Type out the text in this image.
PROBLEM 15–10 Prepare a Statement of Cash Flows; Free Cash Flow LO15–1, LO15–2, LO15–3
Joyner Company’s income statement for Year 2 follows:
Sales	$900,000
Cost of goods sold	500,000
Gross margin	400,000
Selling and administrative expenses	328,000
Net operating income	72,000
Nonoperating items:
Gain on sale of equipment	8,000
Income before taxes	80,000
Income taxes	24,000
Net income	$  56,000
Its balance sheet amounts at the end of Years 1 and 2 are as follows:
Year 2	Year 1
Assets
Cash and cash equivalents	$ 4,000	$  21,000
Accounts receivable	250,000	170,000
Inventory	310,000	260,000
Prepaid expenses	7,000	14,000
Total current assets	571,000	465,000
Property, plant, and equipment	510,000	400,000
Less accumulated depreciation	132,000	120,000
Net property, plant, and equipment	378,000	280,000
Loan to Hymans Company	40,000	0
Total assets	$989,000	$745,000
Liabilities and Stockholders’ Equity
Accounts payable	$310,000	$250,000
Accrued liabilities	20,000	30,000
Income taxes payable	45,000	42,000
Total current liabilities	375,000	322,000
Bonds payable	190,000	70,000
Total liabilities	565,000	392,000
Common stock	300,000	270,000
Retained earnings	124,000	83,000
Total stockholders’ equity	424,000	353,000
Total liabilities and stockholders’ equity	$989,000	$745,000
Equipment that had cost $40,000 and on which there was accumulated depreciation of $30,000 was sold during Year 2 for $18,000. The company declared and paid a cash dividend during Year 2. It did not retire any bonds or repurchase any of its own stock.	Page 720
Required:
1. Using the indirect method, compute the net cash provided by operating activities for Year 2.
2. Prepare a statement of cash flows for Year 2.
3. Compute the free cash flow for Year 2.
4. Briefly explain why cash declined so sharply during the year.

════════

# [WHAT IS NEEDED]
From the listing, copy every line where the string "expenses" appears.

# [THE RESPONSE]
Selling and administrative expenses	328,000
Prepaid expenses	7,000	14,000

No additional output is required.